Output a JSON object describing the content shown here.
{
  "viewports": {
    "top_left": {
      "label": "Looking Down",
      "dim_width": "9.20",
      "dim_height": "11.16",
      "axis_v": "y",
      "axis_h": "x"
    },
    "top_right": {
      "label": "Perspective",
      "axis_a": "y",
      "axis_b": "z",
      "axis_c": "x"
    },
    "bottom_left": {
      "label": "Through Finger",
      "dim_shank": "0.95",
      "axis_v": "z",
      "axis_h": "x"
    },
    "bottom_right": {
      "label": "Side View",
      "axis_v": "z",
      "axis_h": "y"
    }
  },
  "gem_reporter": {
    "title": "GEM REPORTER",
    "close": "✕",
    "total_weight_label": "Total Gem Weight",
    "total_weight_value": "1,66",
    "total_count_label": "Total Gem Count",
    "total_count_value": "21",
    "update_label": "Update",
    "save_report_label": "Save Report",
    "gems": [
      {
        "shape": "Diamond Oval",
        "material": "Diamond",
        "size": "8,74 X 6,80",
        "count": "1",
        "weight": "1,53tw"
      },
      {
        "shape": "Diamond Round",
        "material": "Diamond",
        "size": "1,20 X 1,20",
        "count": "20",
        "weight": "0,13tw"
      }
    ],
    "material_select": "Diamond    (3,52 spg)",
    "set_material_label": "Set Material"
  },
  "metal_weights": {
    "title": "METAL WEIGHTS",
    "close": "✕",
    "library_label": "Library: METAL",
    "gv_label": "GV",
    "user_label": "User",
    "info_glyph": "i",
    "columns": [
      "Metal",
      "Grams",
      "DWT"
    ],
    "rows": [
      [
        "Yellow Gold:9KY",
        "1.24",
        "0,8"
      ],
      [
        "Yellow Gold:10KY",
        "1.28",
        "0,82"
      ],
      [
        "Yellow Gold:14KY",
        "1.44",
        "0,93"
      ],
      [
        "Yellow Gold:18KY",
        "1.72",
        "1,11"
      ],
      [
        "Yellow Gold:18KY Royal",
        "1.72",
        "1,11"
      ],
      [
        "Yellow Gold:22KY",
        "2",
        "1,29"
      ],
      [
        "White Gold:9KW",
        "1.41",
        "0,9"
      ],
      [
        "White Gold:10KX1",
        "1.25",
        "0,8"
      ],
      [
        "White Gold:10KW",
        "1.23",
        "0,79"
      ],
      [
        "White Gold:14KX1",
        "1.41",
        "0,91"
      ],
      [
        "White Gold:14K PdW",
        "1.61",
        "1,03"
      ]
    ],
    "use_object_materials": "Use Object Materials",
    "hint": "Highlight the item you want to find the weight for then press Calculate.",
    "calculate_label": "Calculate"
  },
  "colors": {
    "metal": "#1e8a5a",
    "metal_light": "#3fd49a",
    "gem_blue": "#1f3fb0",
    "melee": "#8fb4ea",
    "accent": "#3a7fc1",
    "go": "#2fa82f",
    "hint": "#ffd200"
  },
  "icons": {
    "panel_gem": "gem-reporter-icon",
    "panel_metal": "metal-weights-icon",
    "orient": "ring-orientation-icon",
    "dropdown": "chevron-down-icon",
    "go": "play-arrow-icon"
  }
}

» **WORK TO DO**
Produce an exact copy of every entry above.

» **ANSWER TO THIS PROBLEM**
Output a JSON object describing the content shown here.
{
  "viewports": {
    "top_left": {
      "label": "Looking Down",
      "dim_width": "9.20",
      "dim_height": "11.16",
      "axis_v": "y",
      "axis_h": "x"
    },
    "top_right": {
      "label": "Perspective",
      "axis_a": "y",
      "axis_b": "z",
      "axis_c": "x"
    },
    "bottom_left": {
      "label": "Through Finger",
      "dim_shank": "0.95",
      "axis_v": "z",
      "axis_h": "x"
    },
    "bottom_right": {
      "label": "Side View",
      "axis_v": "z",
      "axis_h": "y"
    }
  },
  "gem_reporter": {
    "title": "GEM REPORTER",
    "close": "✕",
    "total_weight_label": "Total Gem Weight",
    "total_weight_value": "1,66",
    "total_count_label": "Total Gem Count",
    "total_count_value": "21",
    "update_label": "Update",
    "save_report_label": "Save Report",
    "gems": [
      {
        "shape": "Diamond Oval",
        "material": "Diamond",
        "size": "8,74 X 6,80",
        "count": "1",
        "weight": "1,53tw"
      },
      {
        "shape": "Diamond Round",
        "material": "Diamond",
        "size": "1,20 X 1,20",
        "count": "20",
        "weight": "0,13tw"
      }
    ],
    "material_select": "Diamond    (3,52 spg)",
    "set_material_label": "Set Material"
  },
  "metal_weights": {
    "title": "METAL WEIGHTS",
    "close": "✕",
    "library_label": "Library: METAL",
    "gv_label": "GV",
    "user_label": "User",
    "info_glyph": "i",
    "columns": [
      "Metal",
      "Grams",
      "DWT"
    ],
    "rows": [
      [
        "Yellow Gold:9KY",
        "1.24",
        "0,8"
      ],
      [
        "Yellow Gold:10KY",
        "1.28",
        "0,82"
      ],
      [
        "Yellow Gold:14KY",
        "1.44",
        "0,93"
      ],
      [
        "Yellow Gold:18KY",
        "1.72",
        "1,11"
      ],
      [
        "Yellow Gold:18KY Royal",
        "1.72",
        "1,11"
      ],
      [
        "Yellow Gold:22KY",
        "2",
        "1,29"
      ],
      [
        "White Gold:9KW",
        "1.41",
        "0,9"
      ],
      [
        "White Gold:10KX1",
        "1.25",
        "0,8"
      ],
      [
        "White Gold:10KW",
        "1.23",
        "0,79"
      ],
      [
        "White Gold:14KX1",
        "1.41",
        "0,91"
      ],
      [
        "White Gold:14K PdW",
        "1.61",
        "1,03"
      ]
    ],
    "use_object_materials": "Use Object Materials",
    "hint": "Highlight the item you want to find the weight for then press Calculate.",
    "calculate_label": "Calculate"
  },
  "colors": {
    "metal": "#1e8a5a",
    "metal_light": "#3fd49a",
    "gem_blue": "#1f3fb0",
    "melee": "#8fb4ea",
    "accent": "#3a7fc1",
    "go": "#2fa82f",
    "hint": "#ffd200"
  },
  "icons": {
    "panel_gem": "gem-reporter-icon",
    "panel_metal": "metal-weights-icon",
    "orient": "ring-orientation-icon",
    "dropdown": "chevron-down-icon",
    "go": "play-arrow-icon"
  }
}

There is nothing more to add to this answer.